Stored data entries
## Start
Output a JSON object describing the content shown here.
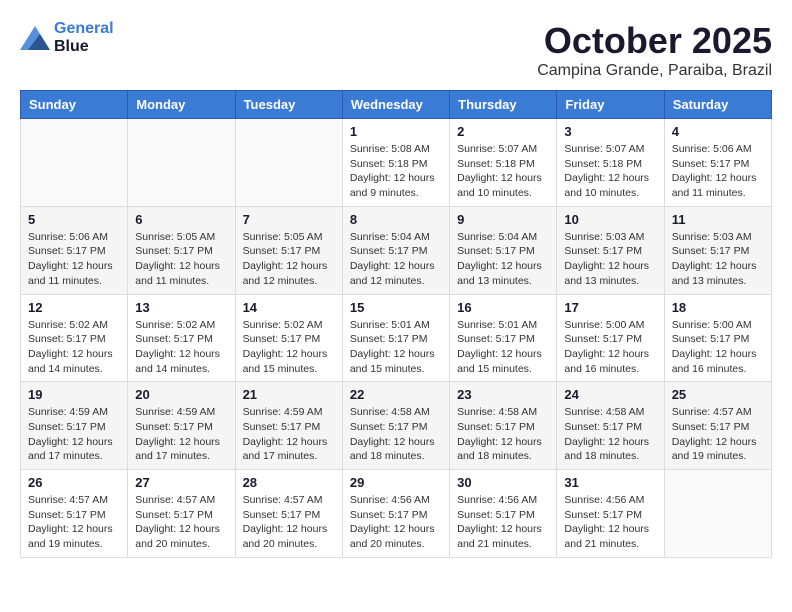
{
  "header": {
    "logo_line1": "General",
    "logo_line2": "Blue",
    "month_title": "October 2025",
    "subtitle": "Campina Grande, Paraiba, Brazil"
  },
  "weekdays": [
    "Sunday",
    "Monday",
    "Tuesday",
    "Wednesday",
    "Thursday",
    "Friday",
    "Saturday"
  ],
  "weeks": [
    [
      {
        "day": "",
        "info": ""
      },
      {
        "day": "",
        "info": ""
      },
      {
        "day": "",
        "info": ""
      },
      {
        "day": "1",
        "info": "Sunrise: 5:08 AM\nSunset: 5:18 PM\nDaylight: 12 hours and 9 minutes."
      },
      {
        "day": "2",
        "info": "Sunrise: 5:07 AM\nSunset: 5:18 PM\nDaylight: 12 hours and 10 minutes."
      },
      {
        "day": "3",
        "info": "Sunrise: 5:07 AM\nSunset: 5:18 PM\nDaylight: 12 hours and 10 minutes."
      },
      {
        "day": "4",
        "info": "Sunrise: 5:06 AM\nSunset: 5:17 PM\nDaylight: 12 hours and 11 minutes."
      }
    ],
    [
      {
        "day": "5",
        "info": "Sunrise: 5:06 AM\nSunset: 5:17 PM\nDaylight: 12 hours and 11 minutes."
      },
      {
        "day": "6",
        "info": "Sunrise: 5:05 AM\nSunset: 5:17 PM\nDaylight: 12 hours and 11 minutes."
      },
      {
        "day": "7",
        "info": "Sunrise: 5:05 AM\nSunset: 5:17 PM\nDaylight: 12 hours and 12 minutes."
      },
      {
        "day": "8",
        "info": "Sunrise: 5:04 AM\nSunset: 5:17 PM\nDaylight: 12 hours and 12 minutes."
      },
      {
        "day": "9",
        "info": "Sunrise: 5:04 AM\nSunset: 5:17 PM\nDaylight: 12 hours and 13 minutes."
      },
      {
        "day": "10",
        "info": "Sunrise: 5:03 AM\nSunset: 5:17 PM\nDaylight: 12 hours and 13 minutes."
      },
      {
        "day": "11",
        "info": "Sunrise: 5:03 AM\nSunset: 5:17 PM\nDaylight: 12 hours and 13 minutes."
      }
    ],
    [
      {
        "day": "12",
        "info": "Sunrise: 5:02 AM\nSunset: 5:17 PM\nDaylight: 12 hours and 14 minutes."
      },
      {
        "day": "13",
        "info": "Sunrise: 5:02 AM\nSunset: 5:17 PM\nDaylight: 12 hours and 14 minutes."
      },
      {
        "day": "14",
        "info": "Sunrise: 5:02 AM\nSunset: 5:17 PM\nDaylight: 12 hours and 15 minutes."
      },
      {
        "day": "15",
        "info": "Sunrise: 5:01 AM\nSunset: 5:17 PM\nDaylight: 12 hours and 15 minutes."
      },
      {
        "day": "16",
        "info": "Sunrise: 5:01 AM\nSunset: 5:17 PM\nDaylight: 12 hours and 15 minutes."
      },
      {
        "day": "17",
        "info": "Sunrise: 5:00 AM\nSunset: 5:17 PM\nDaylight: 12 hours and 16 minutes."
      },
      {
        "day": "18",
        "info": "Sunrise: 5:00 AM\nSunset: 5:17 PM\nDaylight: 12 hours and 16 minutes."
      }
    ],
    [
      {
        "day": "19",
        "info": "Sunrise: 4:59 AM\nSunset: 5:17 PM\nDaylight: 12 hours and 17 minutes."
      },
      {
        "day": "20",
        "info": "Sunrise: 4:59 AM\nSunset: 5:17 PM\nDaylight: 12 hours and 17 minutes."
      },
      {
        "day": "21",
        "info": "Sunrise: 4:59 AM\nSunset: 5:17 PM\nDaylight: 12 hours and 17 minutes."
      },
      {
        "day": "22",
        "info": "Sunrise: 4:58 AM\nSunset: 5:17 PM\nDaylight: 12 hours and 18 minutes."
      },
      {
        "day": "23",
        "info": "Sunrise: 4:58 AM\nSunset: 5:17 PM\nDaylight: 12 hours and 18 minutes."
      },
      {
        "day": "24",
        "info": "Sunrise: 4:58 AM\nSunset: 5:17 PM\nDaylight: 12 hours and 18 minutes."
      },
      {
        "day": "25",
        "info": "Sunrise: 4:57 AM\nSunset: 5:17 PM\nDaylight: 12 hours and 19 minutes."
      }
    ],
    [
      {
        "day": "26",
        "info": "Sunrise: 4:57 AM\nSunset: 5:17 PM\nDaylight: 12 hours and 19 minutes."
      },
      {
        "day": "27",
        "info": "Sunrise: 4:57 AM\nSunset: 5:17 PM\nDaylight: 12 hours and 20 minutes."
      },
      {
        "day": "28",
        "info": "Sunrise: 4:57 AM\nSunset: 5:17 PM\nDaylight: 12 hours and 20 minutes."
      },
      {
        "day": "29",
        "info": "Sunrise: 4:56 AM\nSunset: 5:17 PM\nDaylight: 12 hours and 20 minutes."
      },
      {
        "day": "30",
        "info": "Sunrise: 4:56 AM\nSunset: 5:17 PM\nDaylight: 12 hours and 21 minutes."
      },
      {
        "day": "31",
        "info": "Sunrise: 4:56 AM\nSunset: 5:17 PM\nDaylight: 12 hours and 21 minutes."
      },
      {
        "day": "",
        "info": ""
      }
    ]
  ]
}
## End
**Aim**
Print out every entry above without changing a word, and leave out the pictures.

**Task result**
Output a JSON object describing the content shown here.
{
  "header": {
    "logo_line1": "General",
    "logo_line2": "Blue",
    "month_title": "October 2025",
    "subtitle": "Campina Grande, Paraiba, Brazil"
  },
  "weekdays": [
    "Sunday",
    "Monday",
    "Tuesday",
    "Wednesday",
    "Thursday",
    "Friday",
    "Saturday"
  ],
  "weeks": [
    [
      {
        "day": "",
        "info": ""
      },
      {
        "day": "",
        "info": ""
      },
      {
        "day": "",
        "info": ""
      },
      {
        "day": "1",
        "info": "Sunrise: 5:08 AM\nSunset: 5:18 PM\nDaylight: 12 hours and 9 minutes."
      },
      {
        "day": "2",
        "info": "Sunrise: 5:07 AM\nSunset: 5:18 PM\nDaylight: 12 hours and 10 minutes."
      },
      {
        "day": "3",
        "info": "Sunrise: 5:07 AM\nSunset: 5:18 PM\nDaylight: 12 hours and 10 minutes."
      },
      {
        "day": "4",
        "info": "Sunrise: 5:06 AM\nSunset: 5:17 PM\nDaylight: 12 hours and 11 minutes."
      }
    ],
    [
      {
        "day": "5",
        "info": "Sunrise: 5:06 AM\nSunset: 5:17 PM\nDaylight: 12 hours and 11 minutes."
      },
      {
        "day": "6",
        "info": "Sunrise: 5:05 AM\nSunset: 5:17 PM\nDaylight: 12 hours and 11 minutes."
      },
      {
        "day": "7",
        "info": "Sunrise: 5:05 AM\nSunset: 5:17 PM\nDaylight: 12 hours and 12 minutes."
      },
      {
        "day": "8",
        "info": "Sunrise: 5:04 AM\nSunset: 5:17 PM\nDaylight: 12 hours and 12 minutes."
      },
      {
        "day": "9",
        "info": "Sunrise: 5:04 AM\nSunset: 5:17 PM\nDaylight: 12 hours and 13 minutes."
      },
      {
        "day": "10",
        "info": "Sunrise: 5:03 AM\nSunset: 5:17 PM\nDaylight: 12 hours and 13 minutes."
      },
      {
        "day": "11",
        "info": "Sunrise: 5:03 AM\nSunset: 5:17 PM\nDaylight: 12 hours and 13 minutes."
      }
    ],
    [
      {
        "day": "12",
        "info": "Sunrise: 5:02 AM\nSunset: 5:17 PM\nDaylight: 12 hours and 14 minutes."
      },
      {
        "day": "13",
        "info": "Sunrise: 5:02 AM\nSunset: 5:17 PM\nDaylight: 12 hours and 14 minutes."
      },
      {
        "day": "14",
        "info": "Sunrise: 5:02 AM\nSunset: 5:17 PM\nDaylight: 12 hours and 15 minutes."
      },
      {
        "day": "15",
        "info": "Sunrise: 5:01 AM\nSunset: 5:17 PM\nDaylight: 12 hours and 15 minutes."
      },
      {
        "day": "16",
        "info": "Sunrise: 5:01 AM\nSunset: 5:17 PM\nDaylight: 12 hours and 15 minutes."
      },
      {
        "day": "17",
        "info": "Sunrise: 5:00 AM\nSunset: 5:17 PM\nDaylight: 12 hours and 16 minutes."
      },
      {
        "day": "18",
        "info": "Sunrise: 5:00 AM\nSunset: 5:17 PM\nDaylight: 12 hours and 16 minutes."
      }
    ],
    [
      {
        "day": "19",
        "info": "Sunrise: 4:59 AM\nSunset: 5:17 PM\nDaylight: 12 hours and 17 minutes."
      },
      {
        "day": "20",
        "info": "Sunrise: 4:59 AM\nSunset: 5:17 PM\nDaylight: 12 hours and 17 minutes."
      },
      {
        "day": "21",
        "info": "Sunrise: 4:59 AM\nSunset: 5:17 PM\nDaylight: 12 hours and 17 minutes."
      },
      {
        "day": "22",
        "info": "Sunrise: 4:58 AM\nSunset: 5:17 PM\nDaylight: 12 hours and 18 minutes."
      },
      {
        "day": "23",
        "info": "Sunrise: 4:58 AM\nSunset: 5:17 PM\nDaylight: 12 hours and 18 minutes."
      },
      {
        "day": "24",
        "info": "Sunrise: 4:58 AM\nSunset: 5:17 PM\nDaylight: 12 hours and 18 minutes."
      },
      {
        "day": "25",
        "info": "Sunrise: 4:57 AM\nSunset: 5:17 PM\nDaylight: 12 hours and 19 minutes."
      }
    ],
    [
      {
        "day": "26",
        "info": "Sunrise: 4:57 AM\nSunset: 5:17 PM\nDaylight: 12 hours and 19 minutes."
      },
      {
        "day": "27",
        "info": "Sunrise: 4:57 AM\nSunset: 5:17 PM\nDaylight: 12 hours and 20 minutes."
      },
      {
        "day": "28",
        "info": "Sunrise: 4:57 AM\nSunset: 5:17 PM\nDaylight: 12 hours and 20 minutes."
      },
      {
        "day": "29",
        "info": "Sunrise: 4:56 AM\nSunset: 5:17 PM\nDaylight: 12 hours and 20 minutes."
      },
      {
        "day": "30",
        "info": "Sunrise: 4:56 AM\nSunset: 5:17 PM\nDaylight: 12 hours and 21 minutes."
      },
      {
        "day": "31",
        "info": "Sunrise: 4:56 AM\nSunset: 5:17 PM\nDaylight: 12 hours and 21 minutes."
      },
      {
        "day": "",
        "info": ""
      }
    ]
  ]
}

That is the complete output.